### TASK DIRECTIONS
Gather up the lines with the word "dash" in them.

# # # #

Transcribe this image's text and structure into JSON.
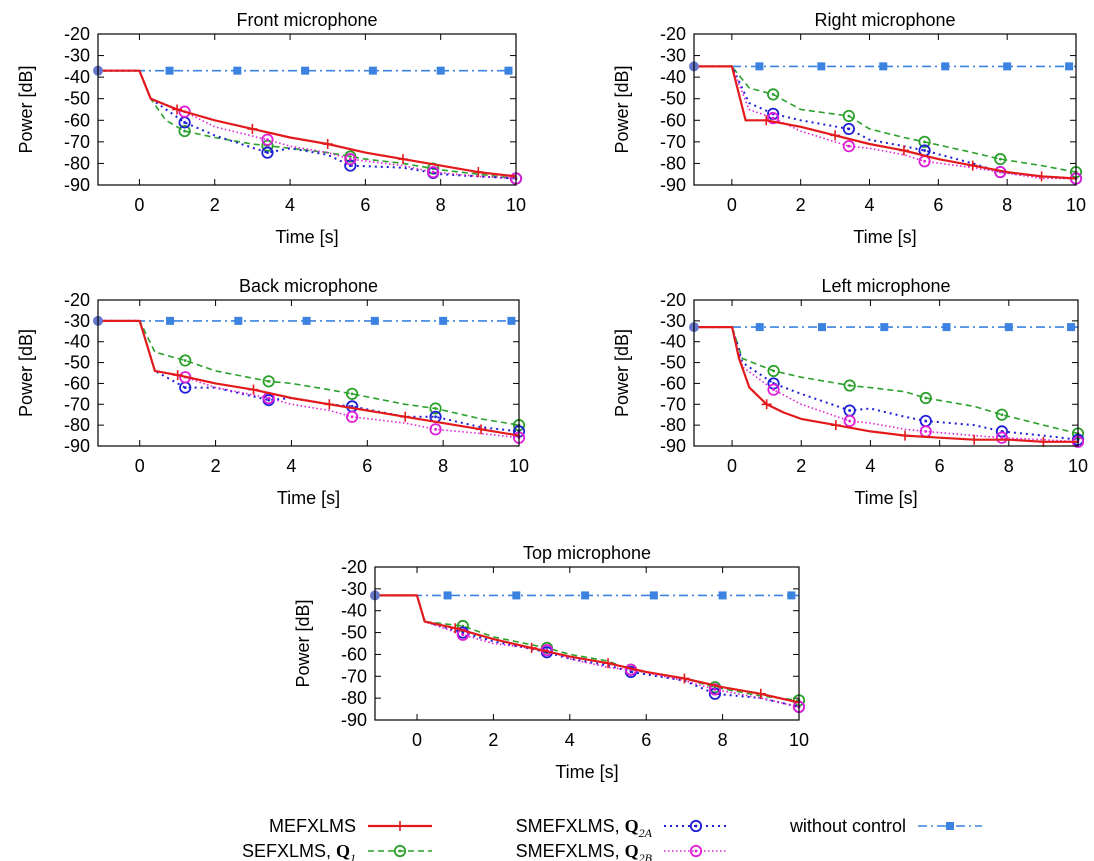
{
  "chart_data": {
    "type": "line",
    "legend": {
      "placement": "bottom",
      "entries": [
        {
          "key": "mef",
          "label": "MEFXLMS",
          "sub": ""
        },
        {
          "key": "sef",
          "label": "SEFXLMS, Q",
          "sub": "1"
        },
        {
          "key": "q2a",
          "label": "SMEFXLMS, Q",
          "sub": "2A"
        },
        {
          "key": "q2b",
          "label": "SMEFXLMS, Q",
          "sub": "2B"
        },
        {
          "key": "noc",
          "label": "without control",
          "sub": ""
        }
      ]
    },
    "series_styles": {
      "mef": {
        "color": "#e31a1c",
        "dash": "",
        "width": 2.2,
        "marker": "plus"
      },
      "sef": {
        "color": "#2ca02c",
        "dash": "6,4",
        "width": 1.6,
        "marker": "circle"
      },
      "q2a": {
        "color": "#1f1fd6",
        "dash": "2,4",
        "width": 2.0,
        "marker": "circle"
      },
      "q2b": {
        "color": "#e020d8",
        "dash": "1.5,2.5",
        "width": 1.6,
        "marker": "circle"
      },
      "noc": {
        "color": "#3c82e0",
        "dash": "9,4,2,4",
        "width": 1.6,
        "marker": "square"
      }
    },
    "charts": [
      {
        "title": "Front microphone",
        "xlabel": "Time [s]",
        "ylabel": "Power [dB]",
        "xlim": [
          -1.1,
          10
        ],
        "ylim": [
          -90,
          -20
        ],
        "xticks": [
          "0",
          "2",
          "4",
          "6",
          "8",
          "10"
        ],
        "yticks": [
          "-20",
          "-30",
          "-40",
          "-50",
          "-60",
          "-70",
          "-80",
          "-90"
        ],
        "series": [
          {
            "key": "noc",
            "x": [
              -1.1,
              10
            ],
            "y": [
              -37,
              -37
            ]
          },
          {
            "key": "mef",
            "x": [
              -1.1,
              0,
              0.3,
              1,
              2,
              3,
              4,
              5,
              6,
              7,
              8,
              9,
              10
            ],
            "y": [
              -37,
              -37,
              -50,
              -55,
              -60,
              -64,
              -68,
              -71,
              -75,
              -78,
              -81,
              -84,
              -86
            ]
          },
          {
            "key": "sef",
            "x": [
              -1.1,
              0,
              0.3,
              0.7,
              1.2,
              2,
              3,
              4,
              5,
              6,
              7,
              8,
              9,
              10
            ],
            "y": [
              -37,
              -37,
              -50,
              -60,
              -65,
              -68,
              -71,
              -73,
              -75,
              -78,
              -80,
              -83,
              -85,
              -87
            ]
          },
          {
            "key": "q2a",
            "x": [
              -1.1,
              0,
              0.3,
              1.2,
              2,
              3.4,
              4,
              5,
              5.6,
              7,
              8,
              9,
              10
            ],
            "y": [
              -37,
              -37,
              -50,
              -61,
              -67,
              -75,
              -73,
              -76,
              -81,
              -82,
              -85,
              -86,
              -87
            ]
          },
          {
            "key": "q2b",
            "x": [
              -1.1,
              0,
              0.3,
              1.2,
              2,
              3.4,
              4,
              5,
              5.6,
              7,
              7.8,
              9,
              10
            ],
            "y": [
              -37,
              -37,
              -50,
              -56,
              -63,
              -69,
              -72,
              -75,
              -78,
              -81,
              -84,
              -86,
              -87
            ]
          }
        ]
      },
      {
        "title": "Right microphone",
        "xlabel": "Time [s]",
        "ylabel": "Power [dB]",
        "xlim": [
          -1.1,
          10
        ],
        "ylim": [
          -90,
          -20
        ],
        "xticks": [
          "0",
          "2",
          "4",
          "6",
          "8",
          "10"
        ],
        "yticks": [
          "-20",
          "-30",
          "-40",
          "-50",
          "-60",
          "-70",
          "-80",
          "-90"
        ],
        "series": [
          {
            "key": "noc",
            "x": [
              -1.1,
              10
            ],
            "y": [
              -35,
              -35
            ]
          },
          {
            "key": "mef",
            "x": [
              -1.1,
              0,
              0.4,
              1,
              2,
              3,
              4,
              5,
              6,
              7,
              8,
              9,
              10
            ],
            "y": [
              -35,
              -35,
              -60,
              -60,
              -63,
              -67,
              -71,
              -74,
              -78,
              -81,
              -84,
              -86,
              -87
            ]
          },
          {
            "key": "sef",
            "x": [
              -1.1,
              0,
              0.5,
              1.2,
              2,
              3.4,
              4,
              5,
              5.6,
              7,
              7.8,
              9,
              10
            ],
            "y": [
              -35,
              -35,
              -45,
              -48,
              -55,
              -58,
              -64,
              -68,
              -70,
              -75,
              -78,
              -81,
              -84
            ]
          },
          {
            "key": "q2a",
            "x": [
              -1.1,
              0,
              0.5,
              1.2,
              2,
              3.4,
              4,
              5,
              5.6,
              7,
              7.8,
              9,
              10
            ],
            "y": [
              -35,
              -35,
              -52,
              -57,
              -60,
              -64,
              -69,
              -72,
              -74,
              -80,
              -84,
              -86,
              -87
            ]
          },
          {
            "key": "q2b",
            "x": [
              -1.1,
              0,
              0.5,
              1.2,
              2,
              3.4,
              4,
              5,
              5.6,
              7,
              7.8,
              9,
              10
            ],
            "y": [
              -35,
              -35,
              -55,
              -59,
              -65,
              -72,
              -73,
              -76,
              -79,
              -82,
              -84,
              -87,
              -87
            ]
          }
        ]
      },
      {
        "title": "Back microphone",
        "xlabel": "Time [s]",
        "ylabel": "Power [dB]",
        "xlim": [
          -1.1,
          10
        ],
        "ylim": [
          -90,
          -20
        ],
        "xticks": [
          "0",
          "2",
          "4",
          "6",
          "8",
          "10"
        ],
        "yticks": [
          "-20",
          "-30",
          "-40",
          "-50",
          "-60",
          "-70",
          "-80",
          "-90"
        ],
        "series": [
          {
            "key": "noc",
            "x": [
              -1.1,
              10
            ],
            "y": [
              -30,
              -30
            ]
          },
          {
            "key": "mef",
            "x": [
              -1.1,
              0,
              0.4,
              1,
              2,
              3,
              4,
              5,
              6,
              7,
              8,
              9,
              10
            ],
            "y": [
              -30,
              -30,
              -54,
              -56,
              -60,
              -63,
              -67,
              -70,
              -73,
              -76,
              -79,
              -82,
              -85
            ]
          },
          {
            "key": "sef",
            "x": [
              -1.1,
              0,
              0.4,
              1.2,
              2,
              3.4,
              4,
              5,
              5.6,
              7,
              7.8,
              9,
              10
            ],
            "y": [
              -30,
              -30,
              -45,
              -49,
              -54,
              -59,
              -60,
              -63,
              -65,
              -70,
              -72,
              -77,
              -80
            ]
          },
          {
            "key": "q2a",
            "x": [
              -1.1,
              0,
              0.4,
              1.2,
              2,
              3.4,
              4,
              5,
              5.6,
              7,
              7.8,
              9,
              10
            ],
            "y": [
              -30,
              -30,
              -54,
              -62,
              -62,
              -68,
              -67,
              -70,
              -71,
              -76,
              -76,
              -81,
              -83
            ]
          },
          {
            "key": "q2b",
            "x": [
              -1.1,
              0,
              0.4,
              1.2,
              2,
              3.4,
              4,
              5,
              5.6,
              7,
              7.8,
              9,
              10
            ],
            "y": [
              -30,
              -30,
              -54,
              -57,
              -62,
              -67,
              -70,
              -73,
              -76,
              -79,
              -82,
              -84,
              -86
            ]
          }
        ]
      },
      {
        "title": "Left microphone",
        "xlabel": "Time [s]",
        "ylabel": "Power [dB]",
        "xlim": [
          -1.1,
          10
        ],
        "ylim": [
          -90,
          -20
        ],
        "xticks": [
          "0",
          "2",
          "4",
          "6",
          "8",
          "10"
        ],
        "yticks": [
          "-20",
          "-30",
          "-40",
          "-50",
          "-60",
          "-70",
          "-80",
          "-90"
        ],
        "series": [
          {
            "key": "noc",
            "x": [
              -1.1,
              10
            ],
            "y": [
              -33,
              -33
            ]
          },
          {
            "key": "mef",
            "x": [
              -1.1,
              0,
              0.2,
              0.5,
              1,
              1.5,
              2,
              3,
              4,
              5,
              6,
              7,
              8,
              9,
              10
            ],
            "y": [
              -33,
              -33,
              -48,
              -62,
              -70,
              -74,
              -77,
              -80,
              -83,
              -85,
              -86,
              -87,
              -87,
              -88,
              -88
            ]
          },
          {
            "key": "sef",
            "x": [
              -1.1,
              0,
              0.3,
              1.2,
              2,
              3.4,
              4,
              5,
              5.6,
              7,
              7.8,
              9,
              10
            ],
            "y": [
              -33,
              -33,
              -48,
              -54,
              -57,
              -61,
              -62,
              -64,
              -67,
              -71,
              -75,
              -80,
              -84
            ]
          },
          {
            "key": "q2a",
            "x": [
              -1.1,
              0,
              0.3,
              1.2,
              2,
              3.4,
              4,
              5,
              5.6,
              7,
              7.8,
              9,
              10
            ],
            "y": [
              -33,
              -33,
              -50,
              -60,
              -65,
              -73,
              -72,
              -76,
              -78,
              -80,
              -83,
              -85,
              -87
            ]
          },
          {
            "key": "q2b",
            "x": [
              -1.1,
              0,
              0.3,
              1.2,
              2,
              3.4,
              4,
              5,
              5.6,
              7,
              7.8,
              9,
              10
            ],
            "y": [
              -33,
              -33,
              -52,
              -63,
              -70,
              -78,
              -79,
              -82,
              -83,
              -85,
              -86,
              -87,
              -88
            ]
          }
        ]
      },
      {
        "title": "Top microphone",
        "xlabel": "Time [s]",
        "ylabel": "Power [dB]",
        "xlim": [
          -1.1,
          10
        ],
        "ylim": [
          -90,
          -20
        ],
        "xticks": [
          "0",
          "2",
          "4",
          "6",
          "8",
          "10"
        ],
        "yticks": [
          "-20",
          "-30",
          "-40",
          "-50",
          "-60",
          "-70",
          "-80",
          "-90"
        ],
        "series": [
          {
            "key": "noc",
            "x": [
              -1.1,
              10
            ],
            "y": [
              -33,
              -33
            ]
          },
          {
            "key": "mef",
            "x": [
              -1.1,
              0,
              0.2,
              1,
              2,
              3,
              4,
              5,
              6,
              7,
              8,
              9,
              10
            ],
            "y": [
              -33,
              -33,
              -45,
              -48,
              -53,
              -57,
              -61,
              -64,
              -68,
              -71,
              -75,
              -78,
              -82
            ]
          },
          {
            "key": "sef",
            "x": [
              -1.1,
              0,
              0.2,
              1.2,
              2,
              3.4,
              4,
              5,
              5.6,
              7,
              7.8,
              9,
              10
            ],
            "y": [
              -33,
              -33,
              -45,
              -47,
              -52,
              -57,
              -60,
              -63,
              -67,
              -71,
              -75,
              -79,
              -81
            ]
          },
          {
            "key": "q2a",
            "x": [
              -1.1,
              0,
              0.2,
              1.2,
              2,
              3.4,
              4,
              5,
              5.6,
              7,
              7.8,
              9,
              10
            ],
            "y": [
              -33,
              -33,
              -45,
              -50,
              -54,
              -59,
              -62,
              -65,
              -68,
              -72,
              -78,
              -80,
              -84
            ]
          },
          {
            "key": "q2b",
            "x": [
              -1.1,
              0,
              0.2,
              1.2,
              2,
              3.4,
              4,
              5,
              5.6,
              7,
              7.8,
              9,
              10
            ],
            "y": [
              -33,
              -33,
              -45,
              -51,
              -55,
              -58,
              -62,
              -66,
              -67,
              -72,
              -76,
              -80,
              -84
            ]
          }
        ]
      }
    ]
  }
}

# # # #

### FULL OUTPUT
        "dash": "",
        "dash": "6,4",
        "dash": "2,4",
        "dash": "1.5,2.5",
        "dash": "9,4,2,4",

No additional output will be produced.